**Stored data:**
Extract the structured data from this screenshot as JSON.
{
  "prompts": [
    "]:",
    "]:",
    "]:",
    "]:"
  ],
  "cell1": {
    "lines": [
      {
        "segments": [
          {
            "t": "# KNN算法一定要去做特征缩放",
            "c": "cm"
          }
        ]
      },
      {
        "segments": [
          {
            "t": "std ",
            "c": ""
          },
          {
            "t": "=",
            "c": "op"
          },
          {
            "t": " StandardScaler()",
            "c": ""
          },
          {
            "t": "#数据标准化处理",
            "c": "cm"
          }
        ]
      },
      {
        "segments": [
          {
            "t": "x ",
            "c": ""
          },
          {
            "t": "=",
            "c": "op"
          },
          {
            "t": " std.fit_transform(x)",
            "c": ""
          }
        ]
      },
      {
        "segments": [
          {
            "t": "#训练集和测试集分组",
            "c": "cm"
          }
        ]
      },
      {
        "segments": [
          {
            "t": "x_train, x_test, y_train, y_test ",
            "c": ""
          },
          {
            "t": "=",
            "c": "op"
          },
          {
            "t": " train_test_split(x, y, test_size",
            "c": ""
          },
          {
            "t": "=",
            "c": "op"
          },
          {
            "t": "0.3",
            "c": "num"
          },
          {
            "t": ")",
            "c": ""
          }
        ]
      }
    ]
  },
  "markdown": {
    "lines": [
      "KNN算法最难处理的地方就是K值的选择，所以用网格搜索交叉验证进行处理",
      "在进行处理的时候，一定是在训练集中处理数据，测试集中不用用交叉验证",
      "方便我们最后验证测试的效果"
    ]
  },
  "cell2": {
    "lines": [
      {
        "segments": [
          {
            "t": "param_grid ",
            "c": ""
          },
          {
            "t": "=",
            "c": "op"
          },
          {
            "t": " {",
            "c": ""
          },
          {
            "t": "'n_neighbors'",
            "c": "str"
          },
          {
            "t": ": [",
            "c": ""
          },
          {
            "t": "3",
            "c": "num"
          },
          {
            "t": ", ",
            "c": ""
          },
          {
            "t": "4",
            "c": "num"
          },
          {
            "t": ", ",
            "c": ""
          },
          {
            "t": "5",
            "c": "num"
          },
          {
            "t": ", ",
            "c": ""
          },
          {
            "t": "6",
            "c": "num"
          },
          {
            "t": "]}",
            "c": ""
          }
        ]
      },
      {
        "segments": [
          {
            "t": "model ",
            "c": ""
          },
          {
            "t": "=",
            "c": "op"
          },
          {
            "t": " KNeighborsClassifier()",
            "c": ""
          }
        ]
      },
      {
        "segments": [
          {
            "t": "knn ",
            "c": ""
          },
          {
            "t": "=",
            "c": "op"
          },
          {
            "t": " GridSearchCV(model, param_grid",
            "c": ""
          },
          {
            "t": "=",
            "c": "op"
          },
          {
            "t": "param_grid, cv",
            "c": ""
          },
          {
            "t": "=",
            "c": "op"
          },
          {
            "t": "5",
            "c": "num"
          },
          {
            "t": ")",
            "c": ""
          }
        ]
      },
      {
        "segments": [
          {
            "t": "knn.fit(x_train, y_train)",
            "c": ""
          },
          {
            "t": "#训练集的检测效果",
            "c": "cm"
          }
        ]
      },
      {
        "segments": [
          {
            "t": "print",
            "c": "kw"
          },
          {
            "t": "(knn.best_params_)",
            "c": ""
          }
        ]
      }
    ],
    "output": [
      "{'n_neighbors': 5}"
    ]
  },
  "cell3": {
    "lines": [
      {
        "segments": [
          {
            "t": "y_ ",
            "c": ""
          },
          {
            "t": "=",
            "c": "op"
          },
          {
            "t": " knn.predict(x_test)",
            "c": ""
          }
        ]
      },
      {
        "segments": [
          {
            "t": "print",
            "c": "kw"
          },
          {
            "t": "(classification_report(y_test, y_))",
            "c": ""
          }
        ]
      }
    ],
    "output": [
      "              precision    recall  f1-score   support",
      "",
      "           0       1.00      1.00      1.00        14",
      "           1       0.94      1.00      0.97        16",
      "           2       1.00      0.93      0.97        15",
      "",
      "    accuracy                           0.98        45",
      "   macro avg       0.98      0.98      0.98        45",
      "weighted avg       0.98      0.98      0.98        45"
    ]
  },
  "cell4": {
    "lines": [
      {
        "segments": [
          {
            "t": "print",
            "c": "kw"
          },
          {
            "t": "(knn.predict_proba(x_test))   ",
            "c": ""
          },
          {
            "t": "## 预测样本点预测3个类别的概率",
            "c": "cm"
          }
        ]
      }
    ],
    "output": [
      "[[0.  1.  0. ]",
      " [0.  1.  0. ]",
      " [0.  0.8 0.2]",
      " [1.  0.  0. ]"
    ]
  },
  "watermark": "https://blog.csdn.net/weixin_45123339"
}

**Exercise details:** Set down all of the data above, word for word.

**Task output:**
Extract the structured data from this screenshot as JSON.
{
  "prompts": [
    "]:",
    "]:",
    "]:",
    "]:"
  ],
  "cell1": {
    "lines": [
      {
        "segments": [
          {
            "t": "# KNN算法一定要去做特征缩放",
            "c": "cm"
          }
        ]
      },
      {
        "segments": [
          {
            "t": "std ",
            "c": ""
          },
          {
            "t": "=",
            "c": "op"
          },
          {
            "t": " StandardScaler()",
            "c": ""
          },
          {
            "t": "#数据标准化处理",
            "c": "cm"
          }
        ]
      },
      {
        "segments": [
          {
            "t": "x ",
            "c": ""
          },
          {
            "t": "=",
            "c": "op"
          },
          {
            "t": " std.fit_transform(x)",
            "c": ""
          }
        ]
      },
      {
        "segments": [
          {
            "t": "#训练集和测试集分组",
            "c": "cm"
          }
        ]
      },
      {
        "segments": [
          {
            "t": "x_train, x_test, y_train, y_test ",
            "c": ""
          },
          {
            "t": "=",
            "c": "op"
          },
          {
            "t": " train_test_split(x, y, test_size",
            "c": ""
          },
          {
            "t": "=",
            "c": "op"
          },
          {
            "t": "0.3",
            "c": "num"
          },
          {
            "t": ")",
            "c": ""
          }
        ]
      }
    ]
  },
  "markdown": {
    "lines": [
      "KNN算法最难处理的地方就是K值的选择，所以用网格搜索交叉验证进行处理",
      "在进行处理的时候，一定是在训练集中处理数据，测试集中不用用交叉验证",
      "方便我们最后验证测试的效果"
    ]
  },
  "cell2": {
    "lines": [
      {
        "segments": [
          {
            "t": "param_grid ",
            "c": ""
          },
          {
            "t": "=",
            "c": "op"
          },
          {
            "t": " {",
            "c": ""
          },
          {
            "t": "'n_neighbors'",
            "c": "str"
          },
          {
            "t": ": [",
            "c": ""
          },
          {
            "t": "3",
            "c": "num"
          },
          {
            "t": ", ",
            "c": ""
          },
          {
            "t": "4",
            "c": "num"
          },
          {
            "t": ", ",
            "c": ""
          },
          {
            "t": "5",
            "c": "num"
          },
          {
            "t": ", ",
            "c": ""
          },
          {
            "t": "6",
            "c": "num"
          },
          {
            "t": "]}",
            "c": ""
          }
        ]
      },
      {
        "segments": [
          {
            "t": "model ",
            "c": ""
          },
          {
            "t": "=",
            "c": "op"
          },
          {
            "t": " KNeighborsClassifier()",
            "c": ""
          }
        ]
      },
      {
        "segments": [
          {
            "t": "knn ",
            "c": ""
          },
          {
            "t": "=",
            "c": "op"
          },
          {
            "t": " GridSearchCV(model, param_grid",
            "c": ""
          },
          {
            "t": "=",
            "c": "op"
          },
          {
            "t": "param_grid, cv",
            "c": ""
          },
          {
            "t": "=",
            "c": "op"
          },
          {
            "t": "5",
            "c": "num"
          },
          {
            "t": ")",
            "c": ""
          }
        ]
      },
      {
        "segments": [
          {
            "t": "knn.fit(x_train, y_train)",
            "c": ""
          },
          {
            "t": "#训练集的检测效果",
            "c": "cm"
          }
        ]
      },
      {
        "segments": [
          {
            "t": "print",
            "c": "kw"
          },
          {
            "t": "(knn.best_params_)",
            "c": ""
          }
        ]
      }
    ],
    "output": [
      "{'n_neighbors': 5}"
    ]
  },
  "cell3": {
    "lines": [
      {
        "segments": [
          {
            "t": "y_ ",
            "c": ""
          },
          {
            "t": "=",
            "c": "op"
          },
          {
            "t": " knn.predict(x_test)",
            "c": ""
          }
        ]
      },
      {
        "segments": [
          {
            "t": "print",
            "c": "kw"
          },
          {
            "t": "(classification_report(y_test, y_))",
            "c": ""
          }
        ]
      }
    ],
    "output": [
      "              precision    recall  f1-score   support",
      "",
      "           0       1.00      1.00      1.00        14",
      "           1       0.94      1.00      0.97        16",
      "           2       1.00      0.93      0.97        15",
      "",
      "    accuracy                           0.98        45",
      "   macro avg       0.98      0.98      0.98        45",
      "weighted avg       0.98      0.98      0.98        45"
    ]
  },
  "cell4": {
    "lines": [
      {
        "segments": [
          {
            "t": "print",
            "c": "kw"
          },
          {
            "t": "(knn.predict_proba(x_test))   ",
            "c": ""
          },
          {
            "t": "## 预测样本点预测3个类别的概率",
            "c": "cm"
          }
        ]
      }
    ],
    "output": [
      "[[0.  1.  0. ]",
      " [0.  1.  0. ]",
      " [0.  0.8 0.2]",
      " [1.  0.  0. ]"
    ]
  },
  "watermark": "https://blog.csdn.net/weixin_45123339"
}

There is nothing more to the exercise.